Find the lines with "Digitalisierung" in them and copy them out.

((

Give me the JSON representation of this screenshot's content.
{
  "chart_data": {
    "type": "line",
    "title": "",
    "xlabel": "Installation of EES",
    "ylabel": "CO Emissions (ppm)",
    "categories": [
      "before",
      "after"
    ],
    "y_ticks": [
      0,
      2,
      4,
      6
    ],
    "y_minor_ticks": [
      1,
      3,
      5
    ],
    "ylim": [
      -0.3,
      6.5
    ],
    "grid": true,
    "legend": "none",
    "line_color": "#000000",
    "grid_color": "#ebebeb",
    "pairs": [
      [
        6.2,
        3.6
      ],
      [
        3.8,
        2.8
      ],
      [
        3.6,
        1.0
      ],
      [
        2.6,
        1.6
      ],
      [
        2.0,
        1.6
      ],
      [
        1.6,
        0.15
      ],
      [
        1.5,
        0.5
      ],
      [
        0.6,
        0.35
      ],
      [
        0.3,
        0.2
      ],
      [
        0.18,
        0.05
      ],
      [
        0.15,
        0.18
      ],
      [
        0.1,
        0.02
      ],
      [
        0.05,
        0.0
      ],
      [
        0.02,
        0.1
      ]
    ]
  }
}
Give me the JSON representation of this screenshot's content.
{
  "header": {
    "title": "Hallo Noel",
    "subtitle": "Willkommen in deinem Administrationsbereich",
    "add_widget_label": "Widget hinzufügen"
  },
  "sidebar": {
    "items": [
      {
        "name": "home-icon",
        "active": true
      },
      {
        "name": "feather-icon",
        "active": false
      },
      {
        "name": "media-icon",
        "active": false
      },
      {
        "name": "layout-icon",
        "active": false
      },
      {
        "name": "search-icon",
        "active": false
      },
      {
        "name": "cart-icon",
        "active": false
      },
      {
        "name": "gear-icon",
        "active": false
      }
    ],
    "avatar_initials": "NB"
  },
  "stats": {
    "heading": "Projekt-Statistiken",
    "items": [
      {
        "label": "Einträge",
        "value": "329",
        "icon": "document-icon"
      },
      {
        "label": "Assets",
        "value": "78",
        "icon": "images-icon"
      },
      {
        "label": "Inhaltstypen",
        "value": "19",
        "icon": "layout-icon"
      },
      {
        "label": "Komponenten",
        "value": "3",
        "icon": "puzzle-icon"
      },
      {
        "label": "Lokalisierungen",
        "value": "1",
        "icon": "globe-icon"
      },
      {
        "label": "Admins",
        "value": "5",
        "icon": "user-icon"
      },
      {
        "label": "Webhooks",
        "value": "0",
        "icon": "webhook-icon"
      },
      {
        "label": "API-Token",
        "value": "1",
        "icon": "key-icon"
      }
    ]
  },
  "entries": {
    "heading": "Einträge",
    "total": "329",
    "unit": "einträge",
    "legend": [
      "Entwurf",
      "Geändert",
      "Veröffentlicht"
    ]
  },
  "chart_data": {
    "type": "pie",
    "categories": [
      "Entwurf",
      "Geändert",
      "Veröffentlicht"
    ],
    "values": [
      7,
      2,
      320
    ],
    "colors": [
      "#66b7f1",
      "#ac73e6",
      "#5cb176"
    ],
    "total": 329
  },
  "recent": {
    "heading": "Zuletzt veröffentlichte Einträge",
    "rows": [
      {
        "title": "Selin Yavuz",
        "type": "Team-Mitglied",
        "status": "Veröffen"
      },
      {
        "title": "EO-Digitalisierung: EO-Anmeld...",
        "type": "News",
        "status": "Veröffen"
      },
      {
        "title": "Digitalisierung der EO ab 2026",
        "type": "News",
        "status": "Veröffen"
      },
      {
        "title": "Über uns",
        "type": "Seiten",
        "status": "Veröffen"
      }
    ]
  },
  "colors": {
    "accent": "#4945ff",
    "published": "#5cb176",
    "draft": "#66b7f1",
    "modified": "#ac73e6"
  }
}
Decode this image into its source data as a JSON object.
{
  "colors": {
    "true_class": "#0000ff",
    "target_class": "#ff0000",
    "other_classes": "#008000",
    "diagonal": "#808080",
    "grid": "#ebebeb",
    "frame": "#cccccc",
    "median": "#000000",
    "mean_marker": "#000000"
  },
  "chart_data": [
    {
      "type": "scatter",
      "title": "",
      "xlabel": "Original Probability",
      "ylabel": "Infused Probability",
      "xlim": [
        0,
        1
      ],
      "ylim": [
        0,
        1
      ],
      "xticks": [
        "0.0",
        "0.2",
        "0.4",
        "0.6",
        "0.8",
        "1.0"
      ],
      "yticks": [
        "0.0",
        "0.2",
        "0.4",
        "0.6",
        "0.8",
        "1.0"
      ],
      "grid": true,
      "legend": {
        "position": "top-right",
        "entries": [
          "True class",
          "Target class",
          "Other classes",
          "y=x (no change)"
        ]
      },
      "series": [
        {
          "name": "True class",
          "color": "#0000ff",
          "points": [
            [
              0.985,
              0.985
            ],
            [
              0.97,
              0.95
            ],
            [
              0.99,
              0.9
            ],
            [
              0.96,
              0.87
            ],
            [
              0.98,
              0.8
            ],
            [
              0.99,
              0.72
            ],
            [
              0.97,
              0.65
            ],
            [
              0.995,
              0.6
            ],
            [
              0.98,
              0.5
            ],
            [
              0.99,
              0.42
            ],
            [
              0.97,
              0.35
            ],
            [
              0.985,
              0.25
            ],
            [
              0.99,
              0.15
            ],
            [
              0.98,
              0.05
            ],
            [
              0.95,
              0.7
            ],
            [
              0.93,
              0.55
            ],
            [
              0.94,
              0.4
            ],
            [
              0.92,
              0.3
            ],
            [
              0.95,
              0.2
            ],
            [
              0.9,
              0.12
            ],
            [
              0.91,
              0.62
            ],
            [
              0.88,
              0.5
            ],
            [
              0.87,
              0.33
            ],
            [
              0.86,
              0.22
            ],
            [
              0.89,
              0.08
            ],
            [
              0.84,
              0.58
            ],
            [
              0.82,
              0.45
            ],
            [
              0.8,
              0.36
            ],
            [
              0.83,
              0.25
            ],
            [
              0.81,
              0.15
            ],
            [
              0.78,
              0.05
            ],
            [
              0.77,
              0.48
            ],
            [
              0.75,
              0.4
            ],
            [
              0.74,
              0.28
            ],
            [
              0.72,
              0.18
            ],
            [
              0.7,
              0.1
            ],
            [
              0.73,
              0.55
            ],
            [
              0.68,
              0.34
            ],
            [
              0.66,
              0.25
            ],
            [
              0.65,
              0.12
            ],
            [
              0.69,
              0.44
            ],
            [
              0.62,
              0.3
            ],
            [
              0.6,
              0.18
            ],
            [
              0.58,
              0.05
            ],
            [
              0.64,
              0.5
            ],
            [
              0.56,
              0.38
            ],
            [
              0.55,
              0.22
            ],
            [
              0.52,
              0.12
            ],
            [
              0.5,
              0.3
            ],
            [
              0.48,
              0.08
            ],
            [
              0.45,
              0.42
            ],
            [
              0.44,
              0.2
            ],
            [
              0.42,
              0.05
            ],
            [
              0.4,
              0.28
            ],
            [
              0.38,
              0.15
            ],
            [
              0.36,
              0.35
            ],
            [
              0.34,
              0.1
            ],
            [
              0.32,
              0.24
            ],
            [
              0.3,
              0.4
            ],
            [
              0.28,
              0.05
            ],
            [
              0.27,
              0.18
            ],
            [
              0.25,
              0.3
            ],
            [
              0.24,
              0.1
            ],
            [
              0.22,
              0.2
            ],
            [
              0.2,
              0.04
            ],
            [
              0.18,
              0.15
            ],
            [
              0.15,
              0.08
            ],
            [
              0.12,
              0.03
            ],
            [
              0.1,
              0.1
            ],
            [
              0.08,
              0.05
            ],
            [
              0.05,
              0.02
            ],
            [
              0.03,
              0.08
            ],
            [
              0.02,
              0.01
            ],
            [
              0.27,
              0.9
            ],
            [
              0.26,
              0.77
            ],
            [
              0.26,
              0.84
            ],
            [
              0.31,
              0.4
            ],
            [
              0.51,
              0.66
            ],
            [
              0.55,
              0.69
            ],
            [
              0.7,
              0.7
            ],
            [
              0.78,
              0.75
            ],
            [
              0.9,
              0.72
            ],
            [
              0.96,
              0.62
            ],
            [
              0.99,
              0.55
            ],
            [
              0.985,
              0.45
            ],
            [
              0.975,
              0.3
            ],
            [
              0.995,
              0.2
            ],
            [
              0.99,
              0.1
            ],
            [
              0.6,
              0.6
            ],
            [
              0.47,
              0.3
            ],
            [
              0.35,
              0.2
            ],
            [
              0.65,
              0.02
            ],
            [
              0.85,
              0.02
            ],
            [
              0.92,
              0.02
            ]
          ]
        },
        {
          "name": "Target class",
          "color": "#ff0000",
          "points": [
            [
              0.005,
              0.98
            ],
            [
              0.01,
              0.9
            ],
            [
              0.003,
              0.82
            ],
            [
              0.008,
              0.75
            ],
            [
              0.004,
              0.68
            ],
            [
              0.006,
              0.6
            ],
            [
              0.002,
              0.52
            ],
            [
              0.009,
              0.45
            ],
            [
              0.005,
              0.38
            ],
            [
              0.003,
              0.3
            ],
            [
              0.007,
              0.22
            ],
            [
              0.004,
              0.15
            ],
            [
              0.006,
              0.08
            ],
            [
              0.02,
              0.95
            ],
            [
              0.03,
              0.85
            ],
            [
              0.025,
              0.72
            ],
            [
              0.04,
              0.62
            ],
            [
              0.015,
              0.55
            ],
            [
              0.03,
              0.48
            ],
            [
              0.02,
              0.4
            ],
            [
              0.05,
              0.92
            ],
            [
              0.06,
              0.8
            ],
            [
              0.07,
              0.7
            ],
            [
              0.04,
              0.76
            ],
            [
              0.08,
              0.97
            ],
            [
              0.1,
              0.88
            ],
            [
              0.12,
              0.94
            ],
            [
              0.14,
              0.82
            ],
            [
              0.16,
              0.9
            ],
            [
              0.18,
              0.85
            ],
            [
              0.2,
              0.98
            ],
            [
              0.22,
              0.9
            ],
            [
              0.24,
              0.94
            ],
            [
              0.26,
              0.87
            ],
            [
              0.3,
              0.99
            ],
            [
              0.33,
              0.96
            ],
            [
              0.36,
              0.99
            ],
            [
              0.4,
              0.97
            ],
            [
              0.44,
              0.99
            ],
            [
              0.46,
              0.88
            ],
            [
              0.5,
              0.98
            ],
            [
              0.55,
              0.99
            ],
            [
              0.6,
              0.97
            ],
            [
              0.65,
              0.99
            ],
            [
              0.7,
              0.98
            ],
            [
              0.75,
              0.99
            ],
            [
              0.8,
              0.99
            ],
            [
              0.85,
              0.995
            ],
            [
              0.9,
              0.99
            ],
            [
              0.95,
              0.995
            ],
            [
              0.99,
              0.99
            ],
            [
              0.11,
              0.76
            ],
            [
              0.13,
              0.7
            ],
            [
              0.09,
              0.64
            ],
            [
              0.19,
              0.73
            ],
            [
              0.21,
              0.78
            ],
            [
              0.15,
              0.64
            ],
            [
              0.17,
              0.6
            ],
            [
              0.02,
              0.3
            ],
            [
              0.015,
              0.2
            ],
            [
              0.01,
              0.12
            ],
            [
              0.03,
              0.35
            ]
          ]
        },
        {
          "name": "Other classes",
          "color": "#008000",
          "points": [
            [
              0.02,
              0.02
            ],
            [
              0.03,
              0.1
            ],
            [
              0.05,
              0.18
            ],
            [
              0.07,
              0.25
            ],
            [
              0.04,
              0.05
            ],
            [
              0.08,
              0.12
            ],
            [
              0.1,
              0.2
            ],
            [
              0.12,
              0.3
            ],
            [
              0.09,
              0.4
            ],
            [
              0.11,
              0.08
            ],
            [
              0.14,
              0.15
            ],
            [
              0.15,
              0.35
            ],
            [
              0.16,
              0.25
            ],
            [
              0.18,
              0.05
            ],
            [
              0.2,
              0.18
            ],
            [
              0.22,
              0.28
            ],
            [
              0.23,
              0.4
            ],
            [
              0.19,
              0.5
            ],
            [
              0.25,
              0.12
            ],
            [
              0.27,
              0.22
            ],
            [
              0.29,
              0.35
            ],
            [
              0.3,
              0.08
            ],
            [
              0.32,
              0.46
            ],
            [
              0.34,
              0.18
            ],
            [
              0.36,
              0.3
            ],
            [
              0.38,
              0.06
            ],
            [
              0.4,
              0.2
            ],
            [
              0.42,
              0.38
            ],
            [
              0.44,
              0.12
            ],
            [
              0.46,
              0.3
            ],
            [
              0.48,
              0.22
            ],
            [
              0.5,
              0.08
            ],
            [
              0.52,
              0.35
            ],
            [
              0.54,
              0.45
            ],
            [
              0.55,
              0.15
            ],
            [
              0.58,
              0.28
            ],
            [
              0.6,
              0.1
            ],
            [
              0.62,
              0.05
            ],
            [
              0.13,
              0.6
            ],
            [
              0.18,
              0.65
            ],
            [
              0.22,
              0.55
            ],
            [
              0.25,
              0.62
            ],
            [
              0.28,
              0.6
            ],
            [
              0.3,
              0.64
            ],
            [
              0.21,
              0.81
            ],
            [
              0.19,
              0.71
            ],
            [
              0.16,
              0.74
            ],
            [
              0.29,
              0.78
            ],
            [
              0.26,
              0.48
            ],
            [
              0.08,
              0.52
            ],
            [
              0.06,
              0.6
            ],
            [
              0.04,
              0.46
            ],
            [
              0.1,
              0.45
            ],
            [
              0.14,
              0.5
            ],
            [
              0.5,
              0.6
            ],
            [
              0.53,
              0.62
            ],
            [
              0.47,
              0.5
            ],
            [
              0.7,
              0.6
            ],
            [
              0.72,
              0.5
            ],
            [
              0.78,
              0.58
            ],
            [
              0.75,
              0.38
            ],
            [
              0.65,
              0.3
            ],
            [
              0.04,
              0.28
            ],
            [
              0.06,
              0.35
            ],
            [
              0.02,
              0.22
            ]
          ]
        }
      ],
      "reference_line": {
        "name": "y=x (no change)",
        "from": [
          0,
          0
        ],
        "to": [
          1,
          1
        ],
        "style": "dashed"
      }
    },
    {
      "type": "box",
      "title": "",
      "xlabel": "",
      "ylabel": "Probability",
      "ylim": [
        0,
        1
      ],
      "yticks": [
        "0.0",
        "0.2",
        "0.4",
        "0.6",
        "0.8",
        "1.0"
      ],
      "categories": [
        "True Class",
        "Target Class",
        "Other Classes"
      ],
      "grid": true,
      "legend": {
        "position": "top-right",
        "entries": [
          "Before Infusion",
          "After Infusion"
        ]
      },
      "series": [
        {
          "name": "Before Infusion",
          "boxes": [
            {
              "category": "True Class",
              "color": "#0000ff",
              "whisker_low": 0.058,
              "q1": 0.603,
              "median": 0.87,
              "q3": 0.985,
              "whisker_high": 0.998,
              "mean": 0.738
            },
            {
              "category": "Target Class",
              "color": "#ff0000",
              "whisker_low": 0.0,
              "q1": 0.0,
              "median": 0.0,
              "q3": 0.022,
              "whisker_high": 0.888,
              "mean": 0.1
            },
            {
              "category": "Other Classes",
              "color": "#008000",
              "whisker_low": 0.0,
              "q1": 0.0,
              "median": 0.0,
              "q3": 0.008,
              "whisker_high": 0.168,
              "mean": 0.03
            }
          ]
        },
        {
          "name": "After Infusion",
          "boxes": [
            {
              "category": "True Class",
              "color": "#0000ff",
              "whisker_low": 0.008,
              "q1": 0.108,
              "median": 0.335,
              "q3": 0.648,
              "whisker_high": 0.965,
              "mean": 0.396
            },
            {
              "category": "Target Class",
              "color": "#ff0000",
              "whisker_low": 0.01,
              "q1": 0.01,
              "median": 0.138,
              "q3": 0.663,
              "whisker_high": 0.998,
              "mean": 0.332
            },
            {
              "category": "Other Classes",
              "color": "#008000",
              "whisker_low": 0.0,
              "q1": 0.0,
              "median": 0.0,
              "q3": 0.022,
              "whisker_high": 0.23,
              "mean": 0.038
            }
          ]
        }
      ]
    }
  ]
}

))

## RIGHT ANSWER
        "title": "EO-Digitalisierung: EO-Anmeld...",
        "title": "Digitalisierung der EO ab 2026",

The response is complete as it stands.